- [Given request] Skip the images and return the records below exactly.

[Begin Given information]

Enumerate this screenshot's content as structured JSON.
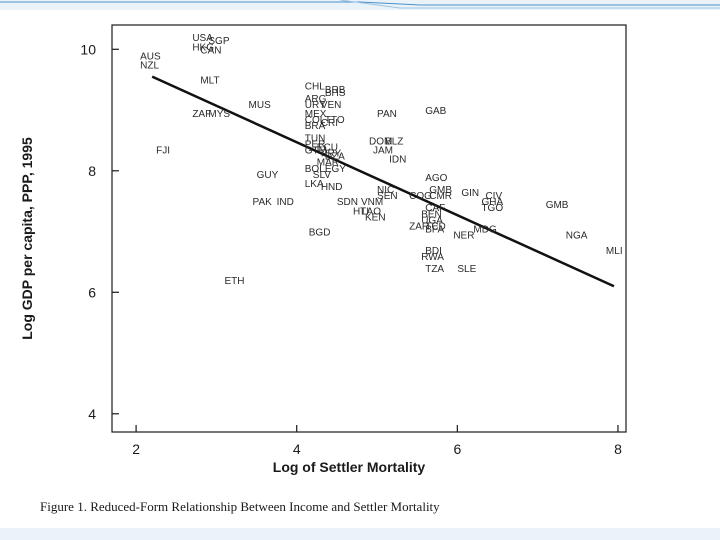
{
  "slide": {
    "accent_color": "#4a90c8",
    "band_color": "#eaf3fa"
  },
  "caption": "Figure 1. Reduced-Form Relationship Between Income and Settler Mortality",
  "chart_data": {
    "type": "scatter",
    "title": "",
    "xlabel": "Log of Settler Mortality",
    "ylabel": "Log GDP per capita, PPP, 1995",
    "xlim": [
      1.7,
      8.1
    ],
    "ylim": [
      3.7,
      10.4
    ],
    "xticks": [
      2,
      4,
      6,
      8
    ],
    "yticks": [
      4,
      6,
      8,
      10
    ],
    "grid": false,
    "series": [
      {
        "points": [
          {
            "label": "USA",
            "x": 2.7,
            "y": 10.2
          },
          {
            "label": "SGP",
            "x": 2.9,
            "y": 10.15
          },
          {
            "label": "HKG",
            "x": 2.7,
            "y": 10.05
          },
          {
            "label": "CAN",
            "x": 2.8,
            "y": 10.0
          },
          {
            "label": "AUS",
            "x": 2.05,
            "y": 9.9
          },
          {
            "label": "NZL",
            "x": 2.05,
            "y": 9.75
          },
          {
            "label": "MLT",
            "x": 2.8,
            "y": 9.5
          },
          {
            "label": "MUS",
            "x": 3.4,
            "y": 9.1
          },
          {
            "label": "ZAF",
            "x": 2.7,
            "y": 8.95
          },
          {
            "label": "MYS",
            "x": 2.9,
            "y": 8.95
          },
          {
            "label": "FJI",
            "x": 2.25,
            "y": 8.35
          },
          {
            "label": "GUY",
            "x": 3.5,
            "y": 7.95
          },
          {
            "label": "PAK",
            "x": 3.45,
            "y": 7.5
          },
          {
            "label": "IND",
            "x": 3.75,
            "y": 7.5
          },
          {
            "label": "ETH",
            "x": 3.1,
            "y": 6.2
          },
          {
            "label": "BGD",
            "x": 4.15,
            "y": 7.0
          },
          {
            "label": "CHL",
            "x": 4.1,
            "y": 9.4
          },
          {
            "label": "BRB",
            "x": 4.35,
            "y": 9.35
          },
          {
            "label": "BHS",
            "x": 4.35,
            "y": 9.3
          },
          {
            "label": "ARG",
            "x": 4.1,
            "y": 9.2
          },
          {
            "label": "URY",
            "x": 4.1,
            "y": 9.1
          },
          {
            "label": "VEN",
            "x": 4.3,
            "y": 9.1
          },
          {
            "label": "MEX",
            "x": 4.1,
            "y": 8.95
          },
          {
            "label": "COL",
            "x": 4.1,
            "y": 8.85
          },
          {
            "label": "TTO",
            "x": 4.35,
            "y": 8.85
          },
          {
            "label": "CRI",
            "x": 4.3,
            "y": 8.8
          },
          {
            "label": "BRA",
            "x": 4.1,
            "y": 8.75
          },
          {
            "label": "TUN",
            "x": 4.1,
            "y": 8.55
          },
          {
            "label": "PER",
            "x": 4.1,
            "y": 8.45
          },
          {
            "label": "ECU",
            "x": 4.25,
            "y": 8.4
          },
          {
            "label": "GTM",
            "x": 4.1,
            "y": 8.35
          },
          {
            "label": "PRY",
            "x": 4.3,
            "y": 8.3
          },
          {
            "label": "DZA",
            "x": 4.35,
            "y": 8.25
          },
          {
            "label": "MAR",
            "x": 4.25,
            "y": 8.15
          },
          {
            "label": "BOL",
            "x": 4.1,
            "y": 8.05
          },
          {
            "label": "EGY",
            "x": 4.35,
            "y": 8.05
          },
          {
            "label": "SLV",
            "x": 4.2,
            "y": 7.95
          },
          {
            "label": "LKA",
            "x": 4.1,
            "y": 7.8
          },
          {
            "label": "HND",
            "x": 4.3,
            "y": 7.75
          },
          {
            "label": "SDN",
            "x": 4.5,
            "y": 7.5
          },
          {
            "label": "PAN",
            "x": 5.0,
            "y": 8.95
          },
          {
            "label": "DOM",
            "x": 4.9,
            "y": 8.5
          },
          {
            "label": "BLZ",
            "x": 5.1,
            "y": 8.5
          },
          {
            "label": "JAM",
            "x": 4.95,
            "y": 8.35
          },
          {
            "label": "IDN",
            "x": 5.15,
            "y": 8.2
          },
          {
            "label": "NIC",
            "x": 5.0,
            "y": 7.7
          },
          {
            "label": "SEN",
            "x": 5.0,
            "y": 7.6
          },
          {
            "label": "VNM",
            "x": 4.8,
            "y": 7.5
          },
          {
            "label": "HTI",
            "x": 4.7,
            "y": 7.35
          },
          {
            "label": "LAO",
            "x": 4.8,
            "y": 7.35
          },
          {
            "label": "KEN",
            "x": 4.85,
            "y": 7.25
          },
          {
            "label": "GAB",
            "x": 5.6,
            "y": 9.0
          },
          {
            "label": "AGO",
            "x": 5.6,
            "y": 7.9
          },
          {
            "label": "GMB",
            "x": 5.65,
            "y": 7.7
          },
          {
            "label": "COG",
            "x": 5.4,
            "y": 7.6
          },
          {
            "label": "CMR",
            "x": 5.65,
            "y": 7.6
          },
          {
            "label": "CAF",
            "x": 5.6,
            "y": 7.4
          },
          {
            "label": "BEN",
            "x": 5.55,
            "y": 7.3
          },
          {
            "label": "UGA",
            "x": 5.55,
            "y": 7.2
          },
          {
            "label": "ZAR",
            "x": 5.4,
            "y": 7.1
          },
          {
            "label": "TCD",
            "x": 5.6,
            "y": 7.1
          },
          {
            "label": "BFA",
            "x": 5.6,
            "y": 7.05
          },
          {
            "label": "NER",
            "x": 5.95,
            "y": 6.95
          },
          {
            "label": "MDG",
            "x": 6.2,
            "y": 7.05
          },
          {
            "label": "BDI",
            "x": 5.6,
            "y": 6.7
          },
          {
            "label": "RWA",
            "x": 5.55,
            "y": 6.6
          },
          {
            "label": "TZA",
            "x": 5.6,
            "y": 6.4
          },
          {
            "label": "SLE",
            "x": 6.0,
            "y": 6.4
          },
          {
            "label": "GIN",
            "x": 6.05,
            "y": 7.65
          },
          {
            "label": "CIV",
            "x": 6.35,
            "y": 7.6
          },
          {
            "label": "GHA",
            "x": 6.3,
            "y": 7.5
          },
          {
            "label": "TGO",
            "x": 6.3,
            "y": 7.4
          },
          {
            "label": "GMB",
            "x": 7.1,
            "y": 7.45
          },
          {
            "label": "NGA",
            "x": 7.35,
            "y": 6.95
          },
          {
            "label": "MLI",
            "x": 7.85,
            "y": 6.7
          }
        ]
      }
    ],
    "fit_line": {
      "x": [
        2.2,
        7.95
      ],
      "y": [
        9.55,
        6.1
      ]
    }
  }
}
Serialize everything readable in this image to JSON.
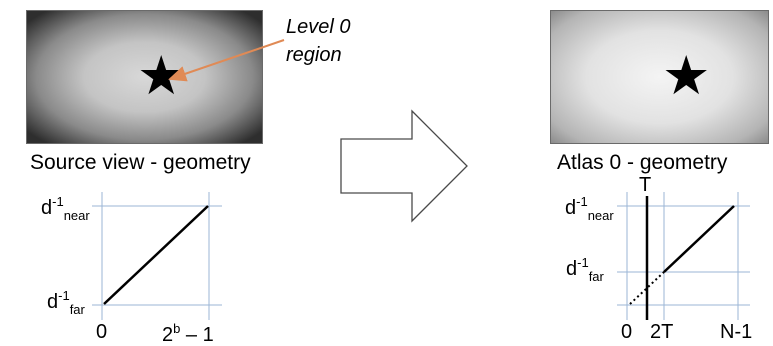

[End Given information]

- [Exercise solution]
Enumerate this screenshot's content as structured JSON.
{
  "slide": {
    "accent_color": "#4a90c8",
    "band_color": "#eaf3fa"
  },
  "caption": "Figure 1. Reduced-Form Relationship Between Income and Settler Mortality",
  "chart_data": {
    "type": "scatter",
    "title": "",
    "xlabel": "Log of Settler Mortality",
    "ylabel": "Log GDP per capita, PPP, 1995",
    "xlim": [
      1.7,
      8.1
    ],
    "ylim": [
      3.7,
      10.4
    ],
    "xticks": [
      2,
      4,
      6,
      8
    ],
    "yticks": [
      4,
      6,
      8,
      10
    ],
    "grid": false,
    "series": [
      {
        "points": [
          {
            "label": "USA",
            "x": 2.7,
            "y": 10.2
          },
          {
            "label": "SGP",
            "x": 2.9,
            "y": 10.15
          },
          {
            "label": "HKG",
            "x": 2.7,
            "y": 10.05
          },
          {
            "label": "CAN",
            "x": 2.8,
            "y": 10.0
          },
          {
            "label": "AUS",
            "x": 2.05,
            "y": 9.9
          },
          {
            "label": "NZL",
            "x": 2.05,
            "y": 9.75
          },
          {
            "label": "MLT",
            "x": 2.8,
            "y": 9.5
          },
          {
            "label": "MUS",
            "x": 3.4,
            "y": 9.1
          },
          {
            "label": "ZAF",
            "x": 2.7,
            "y": 8.95
          },
          {
            "label": "MYS",
            "x": 2.9,
            "y": 8.95
          },
          {
            "label": "FJI",
            "x": 2.25,
            "y": 8.35
          },
          {
            "label": "GUY",
            "x": 3.5,
            "y": 7.95
          },
          {
            "label": "PAK",
            "x": 3.45,
            "y": 7.5
          },
          {
            "label": "IND",
            "x": 3.75,
            "y": 7.5
          },
          {
            "label": "ETH",
            "x": 3.1,
            "y": 6.2
          },
          {
            "label": "BGD",
            "x": 4.15,
            "y": 7.0
          },
          {
            "label": "CHL",
            "x": 4.1,
            "y": 9.4
          },
          {
            "label": "BRB",
            "x": 4.35,
            "y": 9.35
          },
          {
            "label": "BHS",
            "x": 4.35,
            "y": 9.3
          },
          {
            "label": "ARG",
            "x": 4.1,
            "y": 9.2
          },
          {
            "label": "URY",
            "x": 4.1,
            "y": 9.1
          },
          {
            "label": "VEN",
            "x": 4.3,
            "y": 9.1
          },
          {
            "label": "MEX",
            "x": 4.1,
            "y": 8.95
          },
          {
            "label": "COL",
            "x": 4.1,
            "y": 8.85
          },
          {
            "label": "TTO",
            "x": 4.35,
            "y": 8.85
          },
          {
            "label": "CRI",
            "x": 4.3,
            "y": 8.8
          },
          {
            "label": "BRA",
            "x": 4.1,
            "y": 8.75
          },
          {
            "label": "TUN",
            "x": 4.1,
            "y": 8.55
          },
          {
            "label": "PER",
            "x": 4.1,
            "y": 8.45
          },
          {
            "label": "ECU",
            "x": 4.25,
            "y": 8.4
          },
          {
            "label": "GTM",
            "x": 4.1,
            "y": 8.35
          },
          {
            "label": "PRY",
            "x": 4.3,
            "y": 8.3
          },
          {
            "label": "DZA",
            "x": 4.35,
            "y": 8.25
          },
          {
            "label": "MAR",
            "x": 4.25,
            "y": 8.15
          },
          {
            "label": "BOL",
            "x": 4.1,
            "y": 8.05
          },
          {
            "label": "EGY",
            "x": 4.35,
            "y": 8.05
          },
          {
            "label": "SLV",
            "x": 4.2,
            "y": 7.95
          },
          {
            "label": "LKA",
            "x": 4.1,
            "y": 7.8
          },
          {
            "label": "HND",
            "x": 4.3,
            "y": 7.75
          },
          {
            "label": "SDN",
            "x": 4.5,
            "y": 7.5
          },
          {
            "label": "PAN",
            "x": 5.0,
            "y": 8.95
          },
          {
            "label": "DOM",
            "x": 4.9,
            "y": 8.5
          },
          {
            "label": "BLZ",
            "x": 5.1,
            "y": 8.5
          },
          {
            "label": "JAM",
            "x": 4.95,
            "y": 8.35
          },
          {
            "label": "IDN",
            "x": 5.15,
            "y": 8.2
          },
          {
            "label": "NIC",
            "x": 5.0,
            "y": 7.7
          },
          {
            "label": "SEN",
            "x": 5.0,
            "y": 7.6
          },
          {
            "label": "VNM",
            "x": 4.8,
            "y": 7.5
          },
          {
            "label": "HTI",
            "x": 4.7,
            "y": 7.35
          },
          {
            "label": "LAO",
            "x": 4.8,
            "y": 7.35
          },
          {
            "label": "KEN",
            "x": 4.85,
            "y": 7.25
          },
          {
            "label": "GAB",
            "x": 5.6,
            "y": 9.0
          },
          {
            "label": "AGO",
            "x": 5.6,
            "y": 7.9
          },
          {
            "label": "GMB",
            "x": 5.65,
            "y": 7.7
          },
          {
            "label": "COG",
            "x": 5.4,
            "y": 7.6
          },
          {
            "label": "CMR",
            "x": 5.65,
            "y": 7.6
          },
          {
            "label": "CAF",
            "x": 5.6,
            "y": 7.4
          },
          {
            "label": "BEN",
            "x": 5.55,
            "y": 7.3
          },
          {
            "label": "UGA",
            "x": 5.55,
            "y": 7.2
          },
          {
            "label": "ZAR",
            "x": 5.4,
            "y": 7.1
          },
          {
            "label": "TCD",
            "x": 5.6,
            "y": 7.1
          },
          {
            "label": "BFA",
            "x": 5.6,
            "y": 7.05
          },
          {
            "label": "NER",
            "x": 5.95,
            "y": 6.95
          },
          {
            "label": "MDG",
            "x": 6.2,
            "y": 7.05
          },
          {
            "label": "BDI",
            "x": 5.6,
            "y": 6.7
          },
          {
            "label": "RWA",
            "x": 5.55,
            "y": 6.6
          },
          {
            "label": "TZA",
            "x": 5.6,
            "y": 6.4
          },
          {
            "label": "SLE",
            "x": 6.0,
            "y": 6.4
          },
          {
            "label": "GIN",
            "x": 6.05,
            "y": 7.65
          },
          {
            "label": "CIV",
            "x": 6.35,
            "y": 7.6
          },
          {
            "label": "GHA",
            "x": 6.3,
            "y": 7.5
          },
          {
            "label": "TGO",
            "x": 6.3,
            "y": 7.4
          },
          {
            "label": "GMB",
            "x": 7.1,
            "y": 7.45
          },
          {
            "label": "NGA",
            "x": 7.35,
            "y": 6.95
          },
          {
            "label": "MLI",
            "x": 7.85,
            "y": 6.7
          }
        ]
      }
    ],
    "fit_line": {
      "x": [
        2.2,
        7.95
      ],
      "y": [
        9.55,
        6.1
      ]
    }
  }
}
Serialize everything readable in this image to JSON.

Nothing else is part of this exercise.